====== DATA ROWS ======

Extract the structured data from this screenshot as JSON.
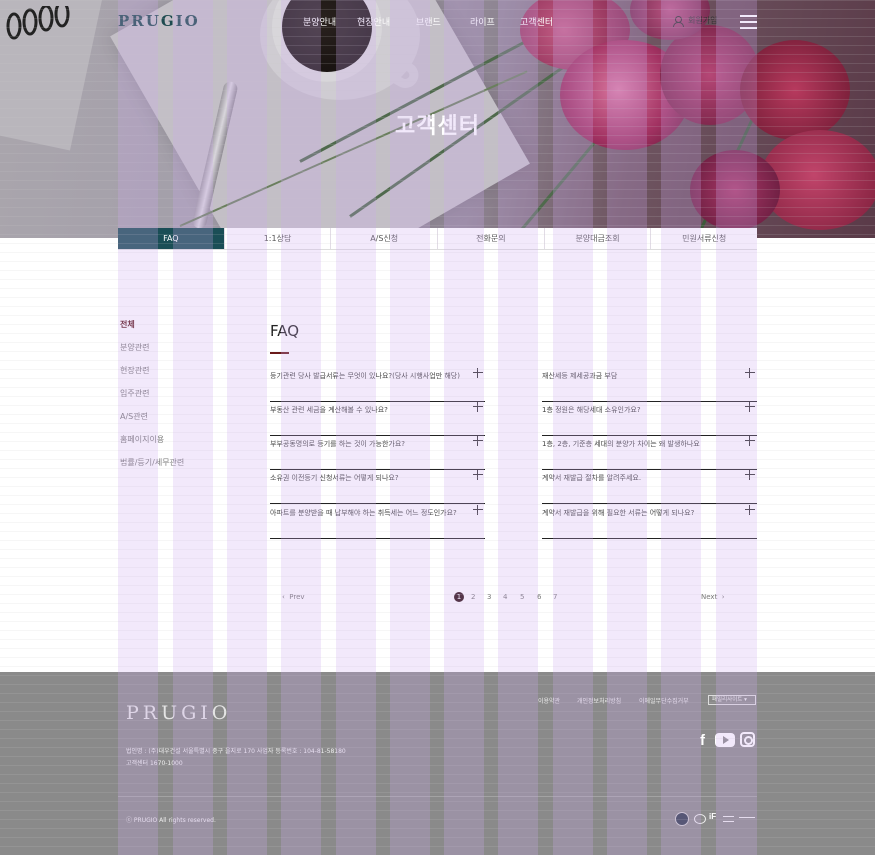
{
  "header": {
    "logo": "PRUGIO",
    "nav": [
      "분양안내",
      "현장안내",
      "브랜드",
      "라이프",
      "고객센터"
    ],
    "login": "회원가입"
  },
  "hero": {
    "title": "고객센터"
  },
  "tabs": [
    "FAQ",
    "1:1상담",
    "A/S신청",
    "전화문의",
    "분양대금조회",
    "민원서류신청"
  ],
  "side_nav": [
    "전체",
    "분양관련",
    "현장관련",
    "입주관련",
    "A/S관련",
    "홈페이지이용",
    "법률/등기/세무관련"
  ],
  "faq": {
    "title": "FAQ",
    "left": [
      "등기관련 당사 발급서류는 무엇이 있나요?(당사 시행사업만 해당)",
      "부동산 관련 세금을 계산해볼 수 있나요?",
      "부부공동명의로 등기를 하는 것이 가능한가요?",
      "소유권 이전등기 신청서류는 어떻게 되나요?",
      "아파트를 분양받을 때 납부해야 하는 취득세는 어느 정도인가요?"
    ],
    "right": [
      "재산세등 제세공과금 부담",
      "1층 정원은 해당세대 소유인가요?",
      "1층, 2층, 기준층 세대의 분양가 차이는 왜 발생하나요",
      "계약서 재발급 절차를 알려주세요.",
      "계약서 재발급을 위해 필요한 서류는 어떻게 되나요?"
    ]
  },
  "pagination": {
    "prev": "Prev",
    "next": "Next",
    "pages": [
      "1",
      "2",
      "3",
      "4",
      "5",
      "6",
      "7"
    ],
    "current": "1"
  },
  "footer": {
    "logo": "PRUGIO",
    "links": [
      "이용약관",
      "개인정보처리방침",
      "이메일무단수집거부"
    ],
    "family_site": "패밀리사이트 ▾",
    "info_line1": "법인명 : (주)대우건설 서울특별시 중구 을지로 170 사업자 등록번호 : 104-81-58180",
    "info_line2": "고객센터 1670-1000",
    "copyright": "ⓒ PRUGIO All rights reserved.",
    "sns": {
      "facebook": "f"
    }
  },
  "colors": {
    "accent": "#1a4e56",
    "active_menu": "#5a1216",
    "footer_bg": "#8a8a8a"
  }
}
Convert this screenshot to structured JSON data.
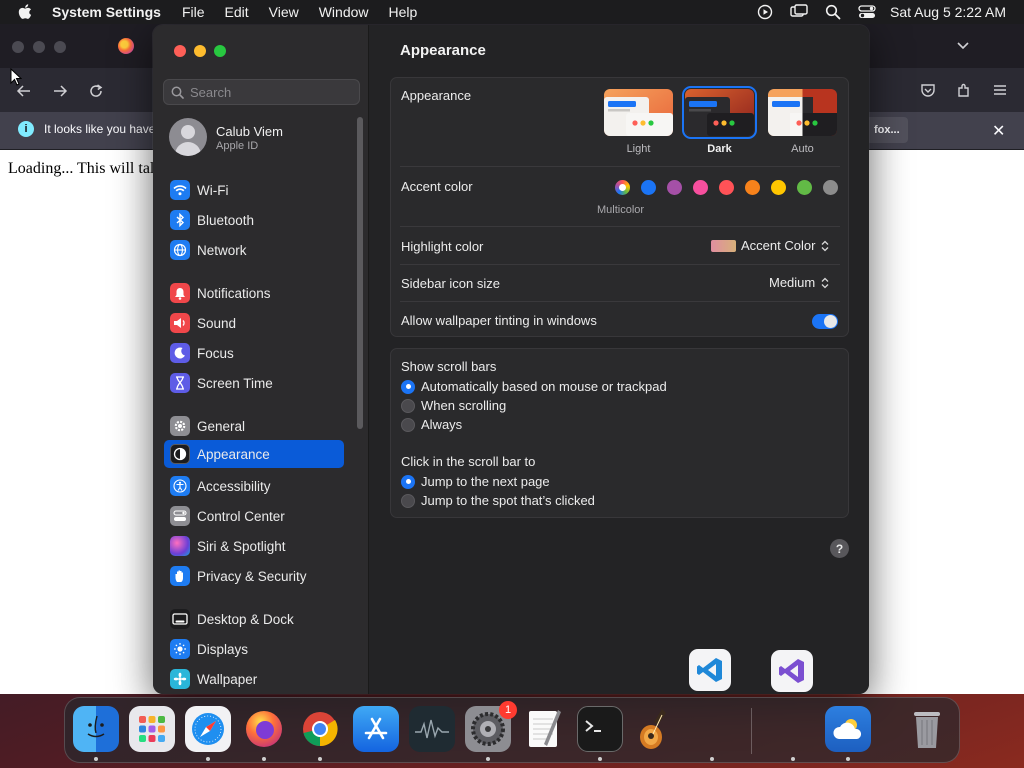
{
  "menubar": {
    "app_name": "System Settings",
    "menus": [
      "File",
      "Edit",
      "View",
      "Window",
      "Help"
    ],
    "clock": "Sat Aug 5  2:22 AM"
  },
  "browser": {
    "info_text": "It looks like you have",
    "info_button": "fox...",
    "page_text": "Loading... This will tal"
  },
  "sidebar": {
    "search_placeholder": "Search",
    "profile": {
      "name": "Calub Viem",
      "subtitle": "Apple ID"
    },
    "items": [
      {
        "label": "Wi-Fi",
        "icon": "wifi-icon",
        "color": "#1e7cf2"
      },
      {
        "label": "Bluetooth",
        "icon": "bluetooth-icon",
        "color": "#1e7cf2"
      },
      {
        "label": "Network",
        "icon": "network-icon",
        "color": "#1e7cf2"
      },
      {
        "label": "Notifications",
        "icon": "notifications-icon",
        "color": "#f0474a"
      },
      {
        "label": "Sound",
        "icon": "sound-icon",
        "color": "#f0474a"
      },
      {
        "label": "Focus",
        "icon": "focus-icon",
        "color": "#5e5ce6"
      },
      {
        "label": "Screen Time",
        "icon": "screen-time-icon",
        "color": "#5e5ce6"
      },
      {
        "label": "General",
        "icon": "gear-icon",
        "color": "#8e8e93"
      },
      {
        "label": "Appearance",
        "icon": "appearance-icon",
        "color": "#1c1c1e"
      },
      {
        "label": "Accessibility",
        "icon": "accessibility-icon",
        "color": "#1e7cf2"
      },
      {
        "label": "Control Center",
        "icon": "control-center-icon",
        "color": "#8e8e93"
      },
      {
        "label": "Siri & Spotlight",
        "icon": "siri-icon",
        "color": "#6b3fd6"
      },
      {
        "label": "Privacy & Security",
        "icon": "hand-icon",
        "color": "#1e7cf2"
      },
      {
        "label": "Desktop & Dock",
        "icon": "desktop-dock-icon",
        "color": "#1c1c1e"
      },
      {
        "label": "Displays",
        "icon": "displays-icon",
        "color": "#1e7cf2"
      },
      {
        "label": "Wallpaper",
        "icon": "wallpaper-icon",
        "color": "#2ab6d9"
      }
    ],
    "selected": "Appearance"
  },
  "content": {
    "title": "Appearance",
    "appearance": {
      "label": "Appearance",
      "options": [
        "Light",
        "Dark",
        "Auto"
      ],
      "selected": "Dark"
    },
    "accent": {
      "label": "Accent color",
      "caption": "Multicolor",
      "colors": [
        "multicolor",
        "#1b74f5",
        "#a550a7",
        "#f74f9e",
        "#ff5257",
        "#f7821b",
        "#ffc600",
        "#62ba46",
        "#8c8c8c"
      ]
    },
    "highlight": {
      "label": "Highlight color",
      "value": "Accent Color"
    },
    "sidebar_icon_size": {
      "label": "Sidebar icon size",
      "value": "Medium"
    },
    "wallpaper_tinting": {
      "label": "Allow wallpaper tinting in windows",
      "on": true
    },
    "scroll_bars": {
      "label": "Show scroll bars",
      "options": [
        "Automatically based on mouse or trackpad",
        "When scrolling",
        "Always"
      ],
      "selected": 0
    },
    "click_scroll": {
      "label": "Click in the scroll bar to",
      "options": [
        "Jump to the next page",
        "Jump to the spot that’s clicked"
      ],
      "selected": 0
    },
    "help": "?"
  },
  "dock": {
    "apps": [
      "Finder",
      "Launchpad",
      "Safari",
      "Firefox",
      "Chrome",
      "App Store",
      "Activity Monitor",
      "System Settings",
      "TextEdit",
      "Terminal",
      "GarageBand",
      "Weather",
      "Trash"
    ],
    "settings_badge": "1"
  }
}
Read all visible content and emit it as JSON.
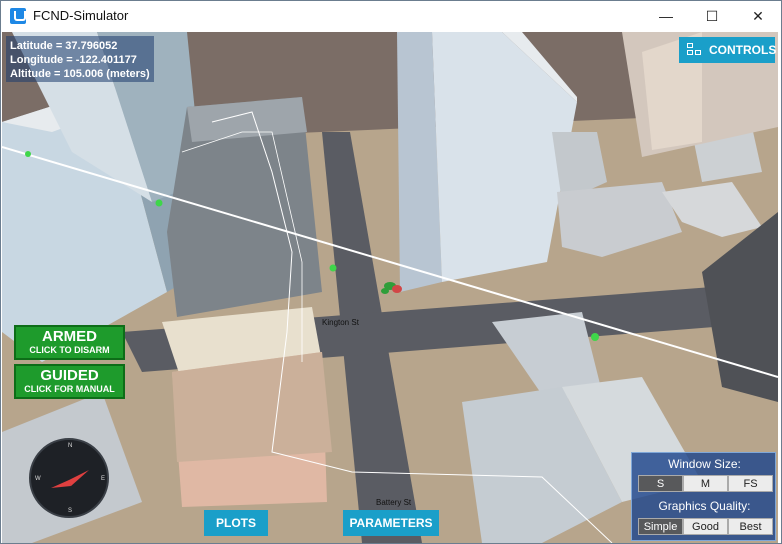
{
  "window": {
    "title": "FCND-Simulator",
    "min": "—",
    "max": "☐",
    "close": "✕"
  },
  "hud": {
    "latitude": "Latitude = 37.796052",
    "longitude": "Longitude = -122.401177",
    "altitude": "Altitude = 105.006 (meters)"
  },
  "controls": {
    "label": "CONTROLS"
  },
  "armed": {
    "title": "ARMED",
    "subtitle": "CLICK TO DISARM"
  },
  "guided": {
    "title": "GUIDED",
    "subtitle": "CLICK FOR MANUAL"
  },
  "compass": {
    "n": "N",
    "s": "S",
    "e": "E",
    "w": "W"
  },
  "bottom": {
    "plots": "PLOTS",
    "parameters": "PARAMETERS"
  },
  "streets": {
    "cross": "Kington St",
    "battery": "Battery St"
  },
  "settings": {
    "window_size_label": "Window Size:",
    "window_sizes": [
      "S",
      "M",
      "FS"
    ],
    "quality_label": "Graphics Quality:",
    "qualities": [
      "Simple",
      "Good",
      "Best"
    ]
  },
  "colors": {
    "accent": "#1a9fc9",
    "armed": "#1e9b2c"
  }
}
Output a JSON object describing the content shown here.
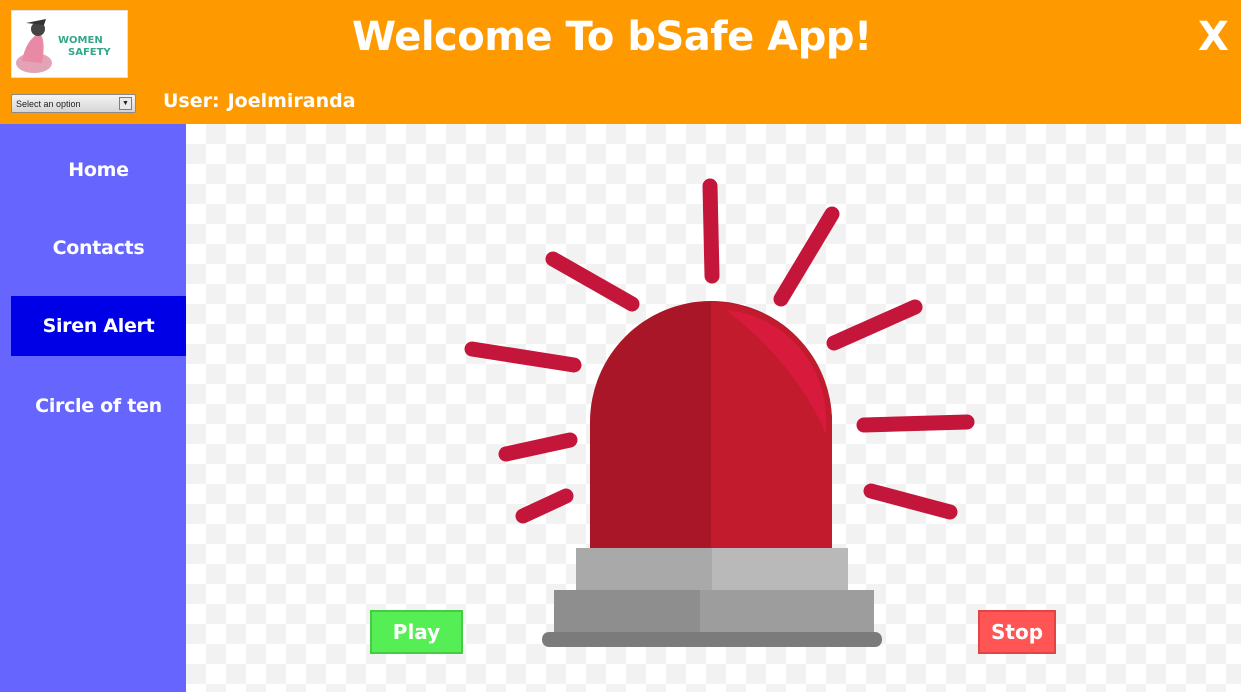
{
  "header": {
    "title": "Welcome To bSafe App!",
    "close_label": "X",
    "logo": {
      "text_line1": "WOMEN",
      "text_line2": "SAFETY"
    },
    "select": {
      "value": "Select an option",
      "arrow": "▼"
    },
    "user": {
      "label": "User:",
      "name": "Joelmiranda"
    }
  },
  "sidebar": {
    "items": [
      {
        "label": "Home",
        "active": false
      },
      {
        "label": "Contacts",
        "active": false
      },
      {
        "label": "Siren Alert",
        "active": true
      },
      {
        "label": "Circle of ten",
        "active": false
      }
    ]
  },
  "main": {
    "illustration": "siren-alarm-icon",
    "play_label": "Play",
    "stop_label": "Stop"
  },
  "colors": {
    "header": "#ff9900",
    "sidebar": "#6666ff",
    "sidebar_active": "#0000e6",
    "siren_red": "#c4163a",
    "play": "#55ee55",
    "stop": "#ff5555"
  }
}
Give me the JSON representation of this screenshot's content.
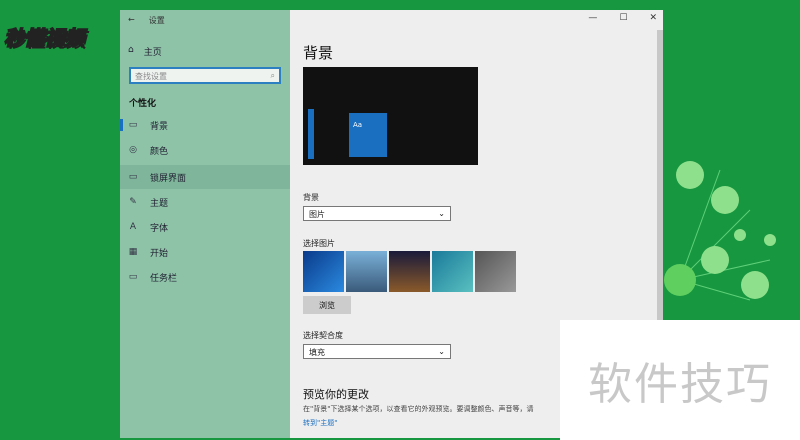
{
  "logo": "秒懂视频",
  "window": {
    "back": "←",
    "title": "设置",
    "controls": [
      "—",
      "☐",
      "✕"
    ]
  },
  "sidebar": {
    "home": "主页",
    "search_placeholder": "查找设置",
    "section": "个性化",
    "items": [
      {
        "icon": "▭",
        "label": "背景"
      },
      {
        "icon": "◎",
        "label": "颜色"
      },
      {
        "icon": "▭",
        "label": "锁屏界面"
      },
      {
        "icon": "✎",
        "label": "主题"
      },
      {
        "icon": "A",
        "label": "字体"
      },
      {
        "icon": "▦",
        "label": "开始"
      },
      {
        "icon": "▭",
        "label": "任务栏"
      }
    ]
  },
  "main": {
    "title": "背景",
    "preview_tile": "Aa",
    "bg_label": "背景",
    "bg_value": "图片",
    "pick_label": "选择图片",
    "browse": "浏览",
    "fit_label": "选择契合度",
    "fit_value": "填充",
    "preview_heading": "预览你的更改",
    "preview_desc": "在\"背景\"下选择某个选项，以查看它的外观预览。要调整颜色、声音等，请",
    "theme_link": "转到\"主题\""
  },
  "watermark": "软件技巧"
}
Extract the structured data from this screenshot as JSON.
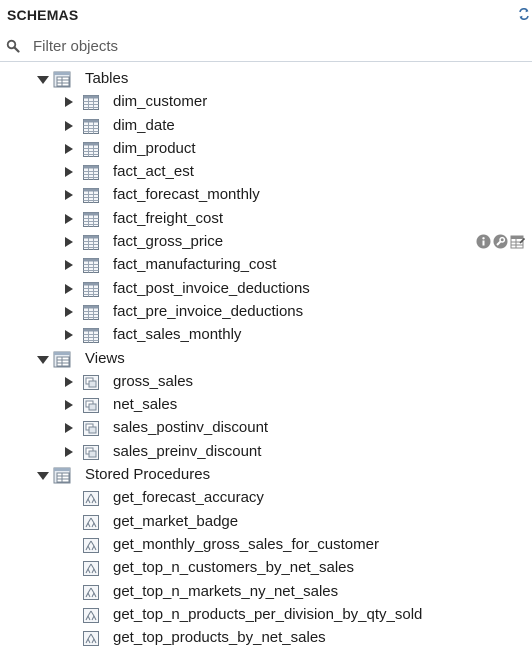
{
  "panel": {
    "title": "SCHEMAS",
    "refresh_icon": "refresh-icon"
  },
  "filter": {
    "placeholder": "Filter objects",
    "value": ""
  },
  "groups": [
    {
      "label": "Tables",
      "expanded": true,
      "items": [
        "dim_customer",
        "dim_date",
        "dim_product",
        "fact_act_est",
        "fact_forecast_monthly",
        "fact_freight_cost",
        "fact_gross_price",
        "fact_manufacturing_cost",
        "fact_post_invoice_deductions",
        "fact_pre_invoice_deductions",
        "fact_sales_monthly"
      ]
    },
    {
      "label": "Views",
      "expanded": true,
      "items": [
        "gross_sales",
        "net_sales",
        "sales_postinv_discount",
        "sales_preinv_discount"
      ]
    },
    {
      "label": "Stored Procedures",
      "expanded": true,
      "items": [
        "get_forecast_accuracy",
        "get_market_badge",
        "get_monthly_gross_sales_for_customer",
        "get_top_n_customers_by_net_sales",
        "get_top_n_markets_ny_net_sales",
        "get_top_n_products_per_division_by_qty_sold",
        "get_top_products_by_net_sales"
      ]
    }
  ],
  "hover_row": "fact_gross_price",
  "hover_actions": [
    "info-icon",
    "wrench-icon",
    "table-data-icon"
  ]
}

======

• _EXERCISE AIM_
Pick out each line containing the string "subtitle" and copy it.

• _THE RESULT_
      "subtitle": "Apple ID"
    "subtitle": "CLICK TO DISARM"
    "subtitle": "CLICK FOR MANUAL"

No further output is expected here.